Work to be completed:
Repeat every line of the data exactly, but not the pictures.

Dataset content:
■ ■ ■ ■ ■

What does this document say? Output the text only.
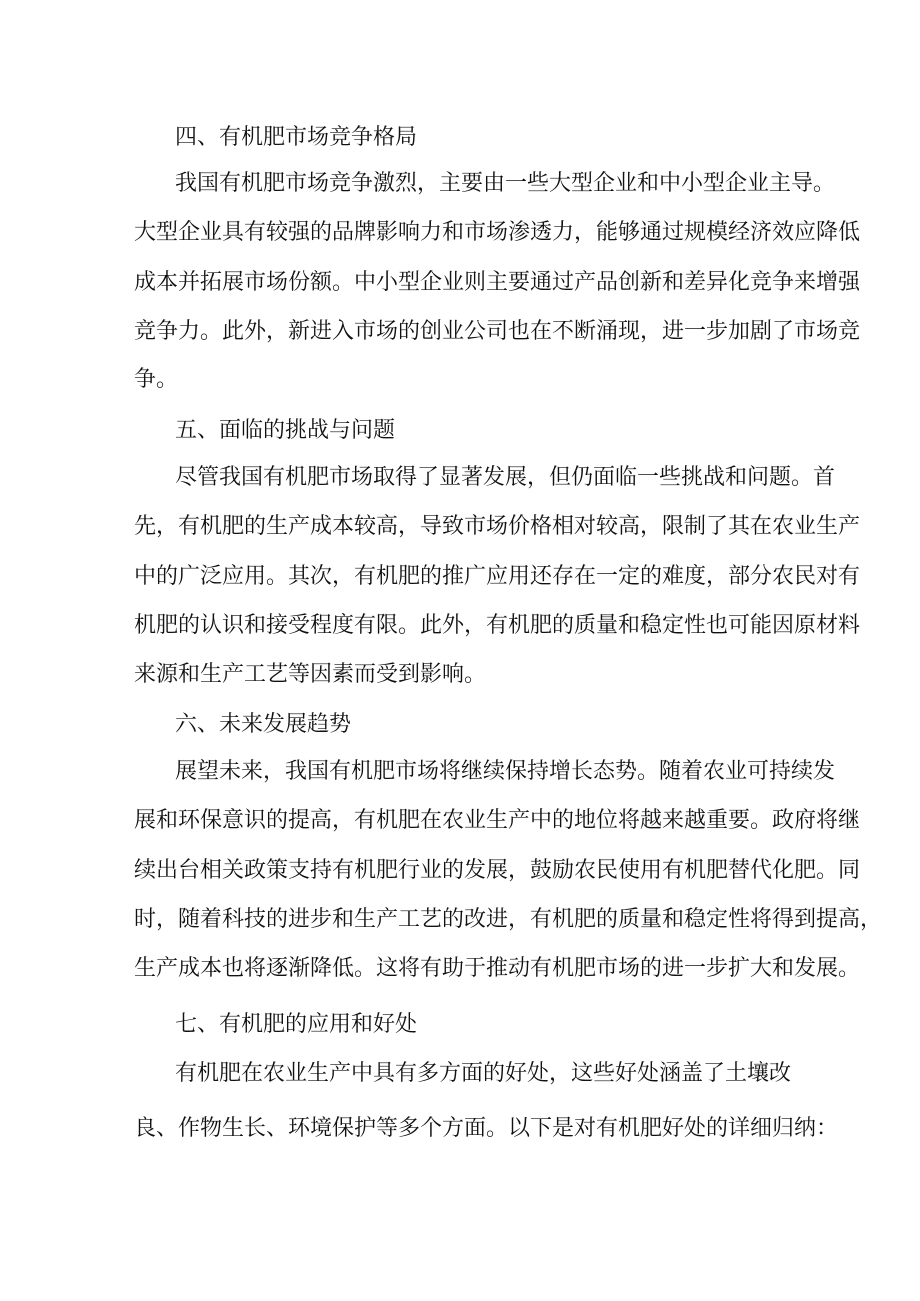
四、有机肥市场竞争格局

我国有机肥市场竞争激烈，主要由一些大型企业和中小型企业主导。

大型企业具有较强的品牌影响力和市场渗透力，能够通过规模经济效应降低

成本并拓展市场份额。中小型企业则主要通过产品创新和差异化竞争来增强

竞争力。此外，新进入市场的创业公司也在不断涌现，进一步加剧了市场竞

争。

五、面临的挑战与问题

尽管我国有机肥市场取得了显著发展，但仍面临一些挑战和问题。首

先，有机肥的生产成本较高，导致市场价格相对较高，限制了其在农业生产

中的广泛应用。其次，有机肥的推广应用还存在一定的难度，部分农民对有

机肥的认识和接受程度有限。此外，有机肥的质量和稳定性也可能因原材料

来源和生产工艺等因素而受到影响。

六、未来发展趋势

展望未来，我国有机肥市场将继续保持增长态势。随着农业可持续发

展和环保意识的提高，有机肥在农业生产中的地位将越来越重要。政府将继

续出台相关政策支持有机肥行业的发展，鼓励农民使用有机肥替代化肥。同

时，随着科技的进步和生产工艺的改进，有机肥的质量和稳定性将得到提高，

生产成本也将逐渐降低。这将有助于推动有机肥市场的进一步扩大和发展。

七、有机肥的应用和好处

有机肥在农业生产中具有多方面的好处，这些好处涵盖了土壤改

良、作物生长、环境保护等多个方面。以下是对有机肥好处的详细归纳：
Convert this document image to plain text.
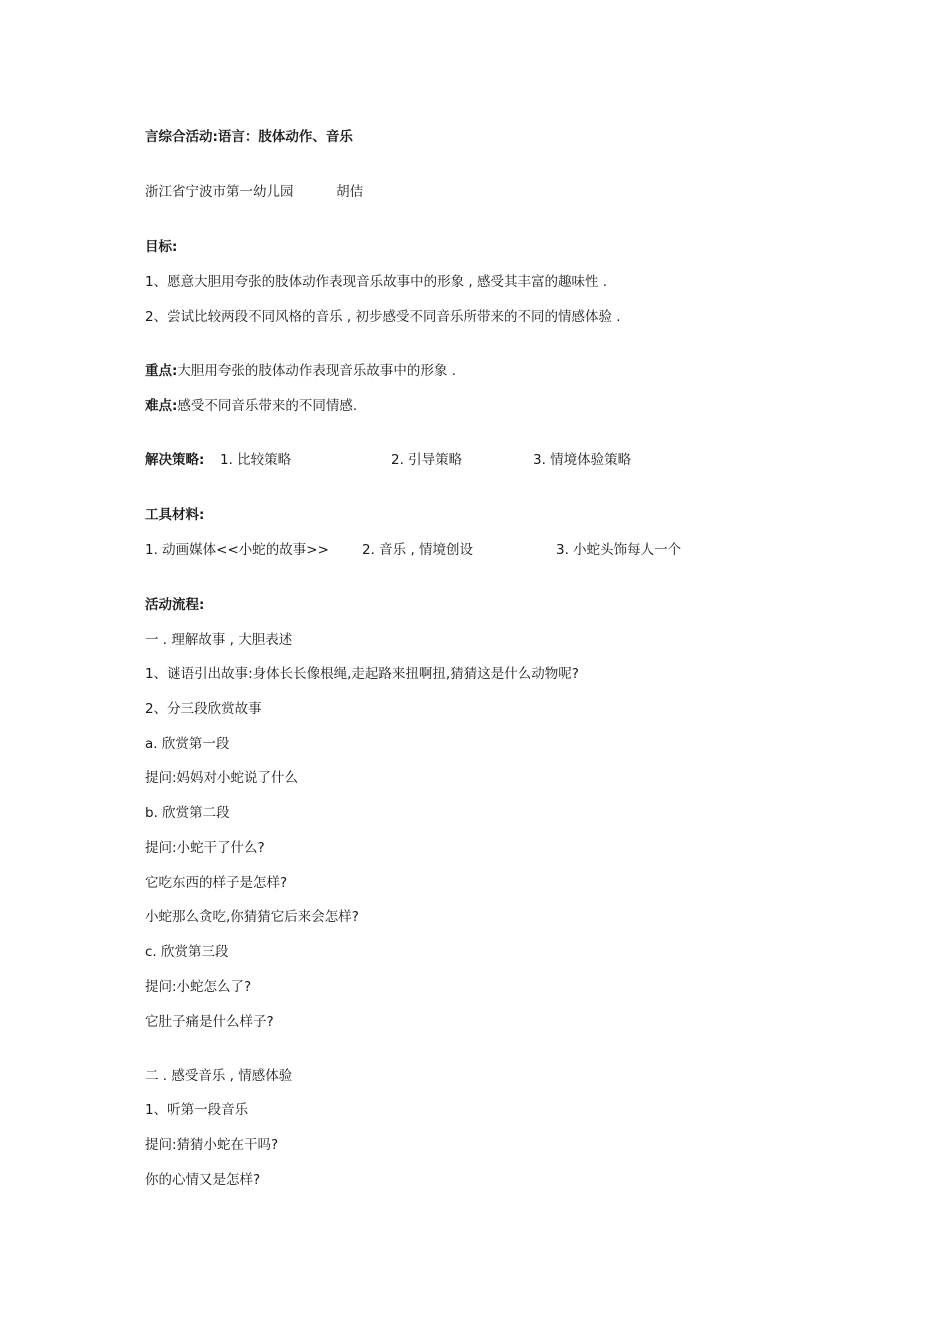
言综合活动:语言：肢体动作、音乐
浙江省宁波市第一幼儿园	胡佶
目标:
1、愿意大胆用夸张的肢体动作表现音乐故事中的形象 , 感受其丰富的趣味性 .
2、尝试比较两段不同风格的音乐 , 初步感受不同音乐所带来的不同的情感体验 .
重点:大胆用夸张的肢体动作表现音乐故事中的形象 .
难点:感受不同音乐带来的不同情感.
解决策略: 1. 比较策略	2. 引导策略	3. 情境体验策略
工具材料:
1. 动画媒体<<小蛇的故事>> 2. 音乐 , 情境创设	3. 小蛇头饰每人一个
活动流程:
一 . 理解故事 , 大胆表述
1、谜语引出故事:身体长长像根绳,走起路来扭啊扭,猜猜这是什么动物呢?
2、分三段欣赏故事
a. 欣赏第一段
提问:妈妈对小蛇说了什么
b. 欣赏第二段
提问:小蛇干了什么?
它吃东西的样子是怎样?
小蛇那么贪吃,你猜猜它后来会怎样?
c. 欣赏第三段
提问:小蛇怎么了?
它肚子痛是什么样子?
二 . 感受音乐 , 情感体验
1、听第一段音乐
提问:猜猜小蛇在干吗?
你的心情又是怎样?
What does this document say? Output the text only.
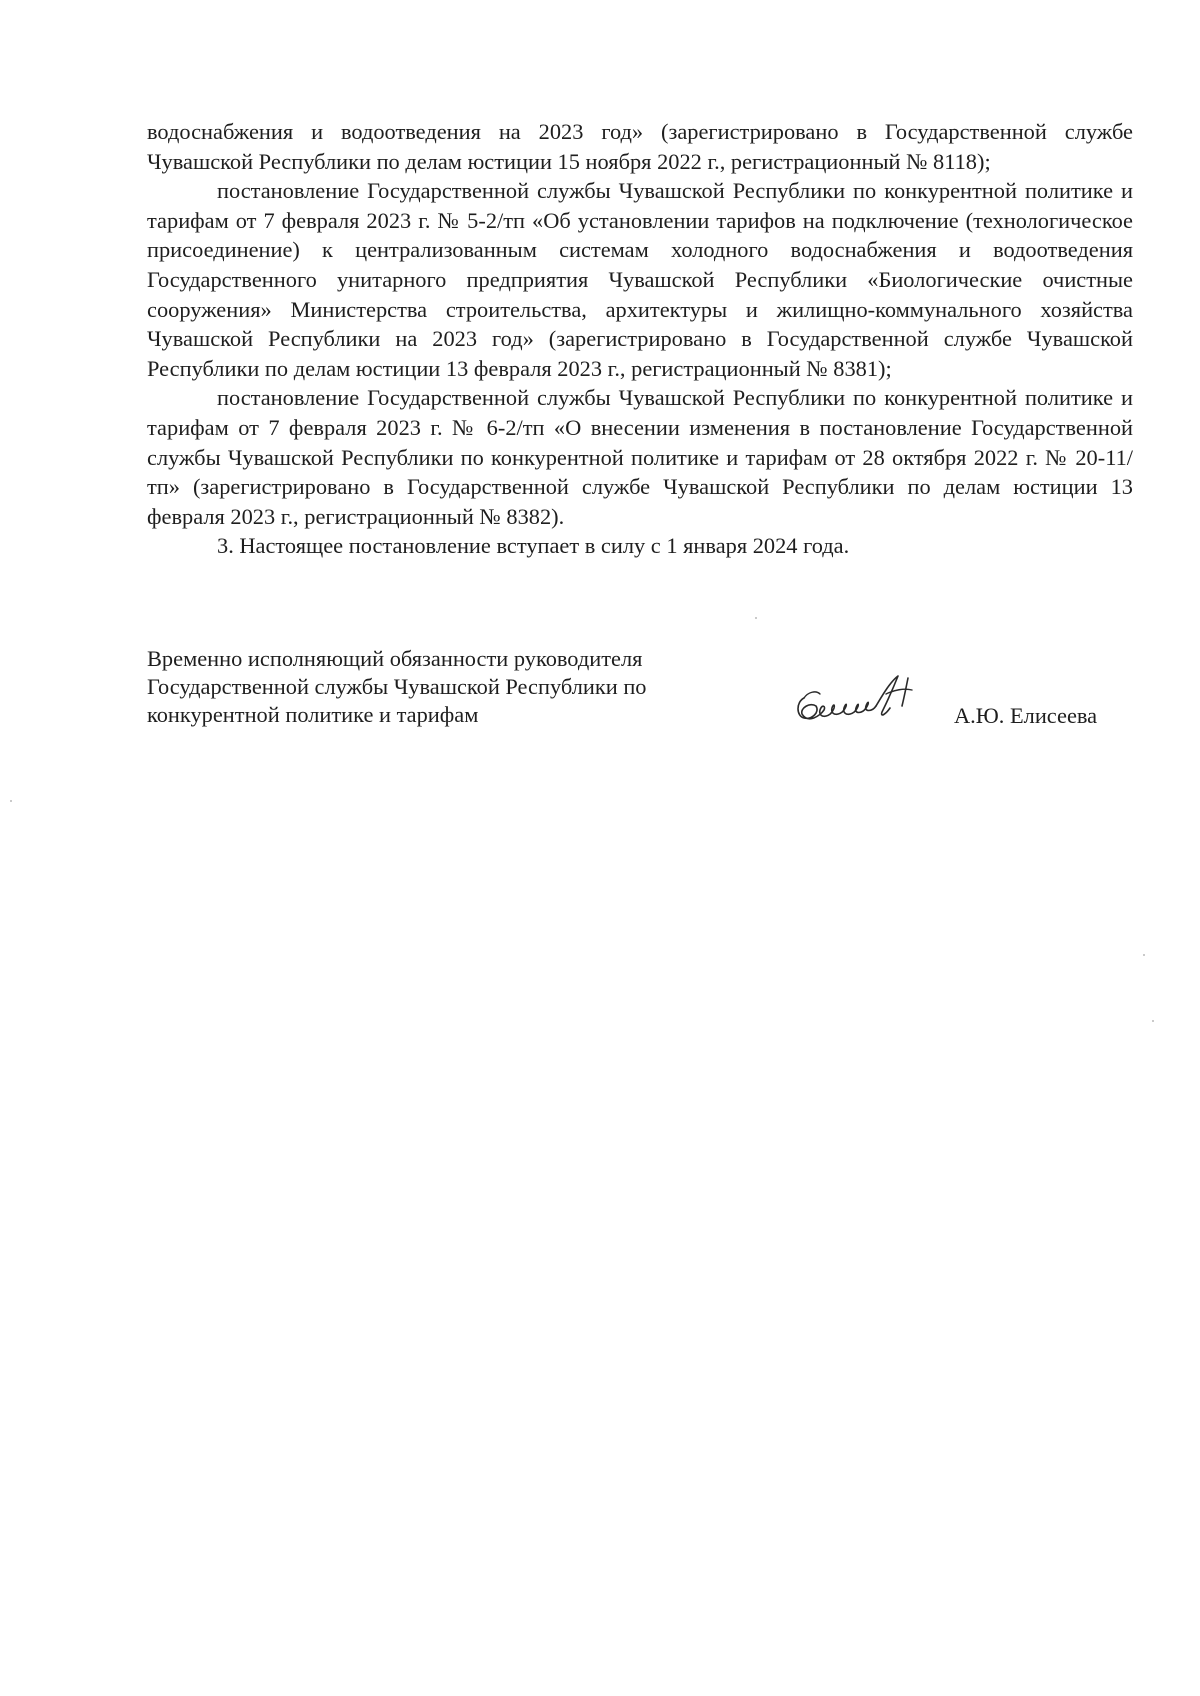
водоснабжения и водоотведения на 2023 год» (зарегистрировано в Государственной службе Чувашской Республики по делам юстиции 15 ноября 2022 г., регистрационный № 8118);

постановление Государственной службы Чувашской Республики по конкурентной политике и тарифам от 7 февраля 2023 г. № 5-2/тп «Об установлении тарифов на подключение (технологическое присоединение) к централизованным системам холодного водоснабжения и водоотведения Государственного унитарного предприятия Чувашской Республики «Биологические очистные сооружения» Министерства строительства, архитектуры и жилищно-коммунального хозяйства Чувашской Республики на 2023 год» (зарегистрировано в Государственной службе Чувашской Республики по делам юстиции 13 февраля 2023 г., регистрационный № 8381);

постановление Государственной службы Чувашской Республики по конкурентной политике и тарифам от 7 февраля 2023 г. № 6-2/тп «О внесении изменения в постановление Государственной службы Чувашской Республики по конкурентной политике и тарифам от 28 октября 2022 г. № 20-11/тп» (зарегистрировано в Государственной службе Чувашской Республики по делам юстиции 13 февраля 2023 г., регистрационный № 8382).

3. Настоящее постановление вступает в силу с 1 января 2024 года.

Временно исполняющий обязанности руководителя
Государственной службы Чувашской Республики по
конкурентной политике и тарифам	А.Ю. Елисеева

■ ■ ■ ■ ■

Exercise output:
What does this document say? Output the text only.
四、有机肥市场竞争格局

我国有机肥市场竞争激烈，主要由一些大型企业和中小型企业主导。

大型企业具有较强的品牌影响力和市场渗透力，能够通过规模经济效应降低

成本并拓展市场份额。中小型企业则主要通过产品创新和差异化竞争来增强

竞争力。此外，新进入市场的创业公司也在不断涌现，进一步加剧了市场竞

争。

五、面临的挑战与问题

尽管我国有机肥市场取得了显著发展，但仍面临一些挑战和问题。首

先，有机肥的生产成本较高，导致市场价格相对较高，限制了其在农业生产

中的广泛应用。其次，有机肥的推广应用还存在一定的难度，部分农民对有

机肥的认识和接受程度有限。此外，有机肥的质量和稳定性也可能因原材料

来源和生产工艺等因素而受到影响。

六、未来发展趋势

展望未来，我国有机肥市场将继续保持增长态势。随着农业可持续发

展和环保意识的提高，有机肥在农业生产中的地位将越来越重要。政府将继

续出台相关政策支持有机肥行业的发展，鼓励农民使用有机肥替代化肥。同

时，随着科技的进步和生产工艺的改进，有机肥的质量和稳定性将得到提高，

生产成本也将逐渐降低。这将有助于推动有机肥市场的进一步扩大和发展。

七、有机肥的应用和好处

有机肥在农业生产中具有多方面的好处，这些好处涵盖了土壤改

良、作物生长、环境保护等多个方面。以下是对有机肥好处的详细归纳：
Convert this document image to plain text.
言综合活动:语言：肢体动作、音乐
浙江省宁波市第一幼儿园	胡佶
目标:
1、愿意大胆用夸张的肢体动作表现音乐故事中的形象 , 感受其丰富的趣味性 .
2、尝试比较两段不同风格的音乐 , 初步感受不同音乐所带来的不同的情感体验 .
重点:大胆用夸张的肢体动作表现音乐故事中的形象 .
难点:感受不同音乐带来的不同情感.
解决策略: 1. 比较策略	2. 引导策略	3. 情境体验策略
工具材料:
1. 动画媒体<<小蛇的故事>> 2. 音乐 , 情境创设	3. 小蛇头饰每人一个
活动流程:
一 . 理解故事 , 大胆表述
1、谜语引出故事:身体长长像根绳,走起路来扭啊扭,猜猜这是什么动物呢?
2、分三段欣赏故事
a. 欣赏第一段
提问:妈妈对小蛇说了什么
b. 欣赏第二段
提问:小蛇干了什么?
它吃东西的样子是怎样?
小蛇那么贪吃,你猜猜它后来会怎样?
c. 欣赏第三段
提问:小蛇怎么了?
它肚子痛是什么样子?
二 . 感受音乐 , 情感体验
1、听第一段音乐
提问:猜猜小蛇在干吗?
你的心情又是怎样?
What does this document say? Output the text only.
водоснабжения и водоотведения на 2023 год» (зарегистрировано в Государственной службе Чувашской Республики по делам юстиции 15 ноября 2022 г., регистрационный № 8118);

постановление Государственной службы Чувашской Республики по конкурентной политике и тарифам от 7 февраля 2023 г. № 5-2/тп «Об установлении тарифов на подключение (технологическое присоединение) к централизованным системам холодного водоснабжения и водоотведения Государственного унитарного предприятия Чувашской Республики «Биологические очистные сооружения» Министерства строительства, архитектуры и жилищно-коммунального хозяйства Чувашской Республики на 2023 год» (зарегистрировано в Государственной службе Чувашской Республики по делам юстиции 13 февраля 2023 г., регистрационный № 8381);

постановление Государственной службы Чувашской Республики по конкурентной политике и тарифам от 7 февраля 2023 г. № 6-2/тп «О внесении изменения в постановление Государственной службы Чувашской Республики по конкурентной политике и тарифам от 28 октября 2022 г. № 20-11/тп» (зарегистрировано в Государственной службе Чувашской Республики по делам юстиции 13 февраля 2023 г., регистрационный № 8382).

3. Настоящее постановление вступает в силу с 1 января 2024 года.

Временно исполняющий обязанности руководителя
Государственной службы Чувашской Республики по
конкурентной политике и тарифам	А.Ю. Елисеева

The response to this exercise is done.